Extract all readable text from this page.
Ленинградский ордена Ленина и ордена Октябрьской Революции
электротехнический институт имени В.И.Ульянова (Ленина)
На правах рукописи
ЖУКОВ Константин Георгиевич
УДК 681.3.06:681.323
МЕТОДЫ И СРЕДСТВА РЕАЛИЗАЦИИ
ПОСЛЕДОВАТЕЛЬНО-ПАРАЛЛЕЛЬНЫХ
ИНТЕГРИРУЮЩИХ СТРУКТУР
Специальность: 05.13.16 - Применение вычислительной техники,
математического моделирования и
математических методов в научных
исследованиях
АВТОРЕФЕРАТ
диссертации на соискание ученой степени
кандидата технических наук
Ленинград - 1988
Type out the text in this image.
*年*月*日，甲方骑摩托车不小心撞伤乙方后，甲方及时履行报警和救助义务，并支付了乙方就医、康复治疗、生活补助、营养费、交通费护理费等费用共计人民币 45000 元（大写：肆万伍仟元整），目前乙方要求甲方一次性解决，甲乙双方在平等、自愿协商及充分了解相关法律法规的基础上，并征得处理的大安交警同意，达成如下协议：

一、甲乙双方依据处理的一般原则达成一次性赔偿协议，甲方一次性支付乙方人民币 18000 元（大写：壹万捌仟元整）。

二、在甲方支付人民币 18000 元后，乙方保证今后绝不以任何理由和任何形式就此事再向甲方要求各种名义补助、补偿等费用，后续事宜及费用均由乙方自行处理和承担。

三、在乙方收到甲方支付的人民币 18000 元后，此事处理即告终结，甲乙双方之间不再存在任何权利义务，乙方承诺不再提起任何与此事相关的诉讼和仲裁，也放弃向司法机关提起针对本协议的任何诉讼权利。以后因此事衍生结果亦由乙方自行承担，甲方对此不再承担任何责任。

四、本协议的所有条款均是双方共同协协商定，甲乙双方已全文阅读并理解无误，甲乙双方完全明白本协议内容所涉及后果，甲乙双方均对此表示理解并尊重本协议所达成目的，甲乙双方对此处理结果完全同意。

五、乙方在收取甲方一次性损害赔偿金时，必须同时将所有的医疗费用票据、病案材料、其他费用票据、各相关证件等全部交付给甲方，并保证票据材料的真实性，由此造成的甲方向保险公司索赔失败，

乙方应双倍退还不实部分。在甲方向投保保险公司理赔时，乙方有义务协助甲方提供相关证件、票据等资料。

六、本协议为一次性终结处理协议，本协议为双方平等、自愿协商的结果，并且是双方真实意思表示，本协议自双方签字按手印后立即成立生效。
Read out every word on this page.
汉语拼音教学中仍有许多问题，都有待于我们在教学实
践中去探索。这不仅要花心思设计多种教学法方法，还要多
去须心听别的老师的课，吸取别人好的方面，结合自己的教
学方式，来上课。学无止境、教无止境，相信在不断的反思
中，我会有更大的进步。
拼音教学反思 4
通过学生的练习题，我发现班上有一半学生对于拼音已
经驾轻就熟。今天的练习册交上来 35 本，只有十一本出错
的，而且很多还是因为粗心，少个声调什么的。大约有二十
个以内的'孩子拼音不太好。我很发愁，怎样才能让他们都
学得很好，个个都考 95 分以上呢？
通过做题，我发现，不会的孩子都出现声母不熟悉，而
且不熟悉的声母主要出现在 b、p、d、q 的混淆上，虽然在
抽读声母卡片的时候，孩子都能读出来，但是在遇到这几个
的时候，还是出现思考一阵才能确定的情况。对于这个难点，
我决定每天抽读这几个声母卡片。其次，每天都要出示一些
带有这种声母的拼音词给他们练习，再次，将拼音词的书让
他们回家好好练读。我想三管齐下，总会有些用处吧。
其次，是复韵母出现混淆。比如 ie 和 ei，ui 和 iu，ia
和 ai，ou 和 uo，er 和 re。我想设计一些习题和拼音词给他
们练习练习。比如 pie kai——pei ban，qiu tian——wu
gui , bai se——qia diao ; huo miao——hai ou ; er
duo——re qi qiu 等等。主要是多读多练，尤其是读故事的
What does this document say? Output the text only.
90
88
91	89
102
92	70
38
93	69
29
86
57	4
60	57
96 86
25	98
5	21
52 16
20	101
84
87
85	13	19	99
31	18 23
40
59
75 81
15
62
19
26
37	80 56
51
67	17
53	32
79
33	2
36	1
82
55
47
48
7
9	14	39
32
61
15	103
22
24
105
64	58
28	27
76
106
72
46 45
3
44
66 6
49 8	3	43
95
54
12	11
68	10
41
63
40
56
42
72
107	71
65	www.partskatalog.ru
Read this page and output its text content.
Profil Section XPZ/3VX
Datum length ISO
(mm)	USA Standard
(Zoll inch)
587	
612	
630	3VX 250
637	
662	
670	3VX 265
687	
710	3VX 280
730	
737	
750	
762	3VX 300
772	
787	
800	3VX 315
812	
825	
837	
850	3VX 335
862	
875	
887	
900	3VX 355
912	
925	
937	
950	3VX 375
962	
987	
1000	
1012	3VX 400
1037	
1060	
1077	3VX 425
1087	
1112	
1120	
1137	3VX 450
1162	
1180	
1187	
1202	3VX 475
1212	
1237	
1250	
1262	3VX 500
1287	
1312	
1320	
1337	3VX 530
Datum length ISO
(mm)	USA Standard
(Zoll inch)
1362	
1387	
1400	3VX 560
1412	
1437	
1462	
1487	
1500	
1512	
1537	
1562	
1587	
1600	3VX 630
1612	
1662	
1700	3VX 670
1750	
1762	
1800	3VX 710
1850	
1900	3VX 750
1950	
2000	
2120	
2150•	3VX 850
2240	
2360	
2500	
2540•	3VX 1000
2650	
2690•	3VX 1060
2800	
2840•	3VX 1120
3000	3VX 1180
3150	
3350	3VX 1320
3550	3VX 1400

****************

# Problem to solve
Go through the entries and repeat each one exactly.

# Written answer
Extract all readable text from this page.
Ленинградский ордена Ленина и ордена Октябрьской Революции
электротехнический институт имени В.И.Ульянова (Ленина)
На правах рукописи
ЖУКОВ Константин Георгиевич
УДК 681.3.06:681.323
МЕТОДЫ И СРЕДСТВА РЕАЛИЗАЦИИ
ПОСЛЕДОВАТЕЛЬНО-ПАРАЛЛЕЛЬНЫХ
ИНТЕГРИРУЮЩИХ СТРУКТУР
Специальность: 05.13.16 - Применение вычислительной техники,
математического моделирования и
математических методов в научных
исследованиях
АВТОРЕФЕРАТ
диссертации на соискание ученой степени
кандидата технических наук
Ленинград - 1988
Type out the text in this image.
*年*月*日，甲方骑摩托车不小心撞伤乙方后，甲方及时履行报警和救助义务，并支付了乙方就医、康复治疗、生活补助、营养费、交通费护理费等费用共计人民币 45000 元（大写：肆万伍仟元整），目前乙方要求甲方一次性解决，甲乙双方在平等、自愿协商及充分了解相关法律法规的基础上，并征得处理的大安交警同意，达成如下协议：

一、甲乙双方依据处理的一般原则达成一次性赔偿协议，甲方一次性支付乙方人民币 18000 元（大写：壹万捌仟元整）。

二、在甲方支付人民币 18000 元后，乙方保证今后绝不以任何理由和任何形式就此事再向甲方要求各种名义补助、补偿等费用，后续事宜及费用均由乙方自行处理和承担。

三、在乙方收到甲方支付的人民币 18000 元后，此事处理即告终结，甲乙双方之间不再存在任何权利义务，乙方承诺不再提起任何与此事相关的诉讼和仲裁，也放弃向司法机关提起针对本协议的任何诉讼权利。以后因此事衍生结果亦由乙方自行承担，甲方对此不再承担任何责任。

四、本协议的所有条款均是双方共同协协商定，甲乙双方已全文阅读并理解无误，甲乙双方完全明白本协议内容所涉及后果，甲乙双方均对此表示理解并尊重本协议所达成目的，甲乙双方对此处理结果完全同意。

五、乙方在收取甲方一次性损害赔偿金时，必须同时将所有的医疗费用票据、病案材料、其他费用票据、各相关证件等全部交付给甲方，并保证票据材料的真实性，由此造成的甲方向保险公司索赔失败，

乙方应双倍退还不实部分。在甲方向投保保险公司理赔时，乙方有义务协助甲方提供相关证件、票据等资料。

六、本协议为一次性终结处理协议，本协议为双方平等、自愿协商的结果，并且是双方真实意思表示，本协议自双方签字按手印后立即成立生效。
Read out every word on this page.
汉语拼音教学中仍有许多问题，都有待于我们在教学实
践中去探索。这不仅要花心思设计多种教学法方法，还要多
去须心听别的老师的课，吸取别人好的方面，结合自己的教
学方式，来上课。学无止境、教无止境，相信在不断的反思
中，我会有更大的进步。
拼音教学反思 4
通过学生的练习题，我发现班上有一半学生对于拼音已
经驾轻就熟。今天的练习册交上来 35 本，只有十一本出错
的，而且很多还是因为粗心，少个声调什么的。大约有二十
个以内的'孩子拼音不太好。我很发愁，怎样才能让他们都
学得很好，个个都考 95 分以上呢？
通过做题，我发现，不会的孩子都出现声母不熟悉，而
且不熟悉的声母主要出现在 b、p、d、q 的混淆上，虽然在
抽读声母卡片的时候，孩子都能读出来，但是在遇到这几个
的时候，还是出现思考一阵才能确定的情况。对于这个难点，
我决定每天抽读这几个声母卡片。其次，每天都要出示一些
带有这种声母的拼音词给他们练习，再次，将拼音词的书让
他们回家好好练读。我想三管齐下，总会有些用处吧。
其次，是复韵母出现混淆。比如 ie 和 ei，ui 和 iu，ia
和 ai，ou 和 uo，er 和 re。我想设计一些习题和拼音词给他
们练习练习。比如 pie kai——pei ban，qiu tian——wu
gui , bai se——qia diao ; huo miao——hai ou ; er
duo——re qi qiu 等等。主要是多读多练，尤其是读故事的
What does this document say? Output the text only.
90
88
91	89
102
92	70
38
93	69
29
86
57	4
60	57
96 86
25	98
5	21
52 16
20	101
84
87
85	13	19	99
31	18 23
40
59
75 81
15
62
19
26
37	80 56
51
67	17
53	32
79
33	2
36	1
82
55
47
48
7
9	14	39
32
61
15	103
22
24
105
64	58
28	27
76
106
72
46 45
3
44
66 6
49 8	3	43
95
54
12	11
68	10
41
63
40
56
42
72
107	71
65	www.partskatalog.ru
Read this page and output its text content.
Profil Section XPZ/3VX
Datum length ISO
(mm)	USA Standard
(Zoll inch)
587	
612	
630	3VX 250
637	
662	
670	3VX 265
687	
710	3VX 280
730	
737	
750	
762	3VX 300
772	
787	
800	3VX 315
812	
825	
837	
850	3VX 335
862	
875	
887	
900	3VX 355
912	
925	
937	
950	3VX 375
962	
987	
1000	
1012	3VX 400
1037	
1060	
1077	3VX 425
1087	
1112	
1120	
1137	3VX 450
1162	
1180	
1187	
1202	3VX 475
1212	
1237	
1250	
1262	3VX 500
1287	
1312	
1320	
1337	3VX 530
Datum length ISO
(mm)	USA Standard
(Zoll inch)
1362	
1387	
1400	3VX 560
1412	
1437	
1462	
1487	
1500	
1512	
1537	
1562	
1587	
1600	3VX 630
1612	
1662	
1700	3VX 670
1750	
1762	
1800	3VX 710
1850	
1900	3VX 750
1950	
2000	
2120	
2150•	3VX 850
2240	
2360	
2500	
2540•	3VX 1000
2650	
2690•	3VX 1060
2800	
2840•	3VX 1120
3000	3VX 1180
3150	
3350	3VX 1320
3550	3VX 1400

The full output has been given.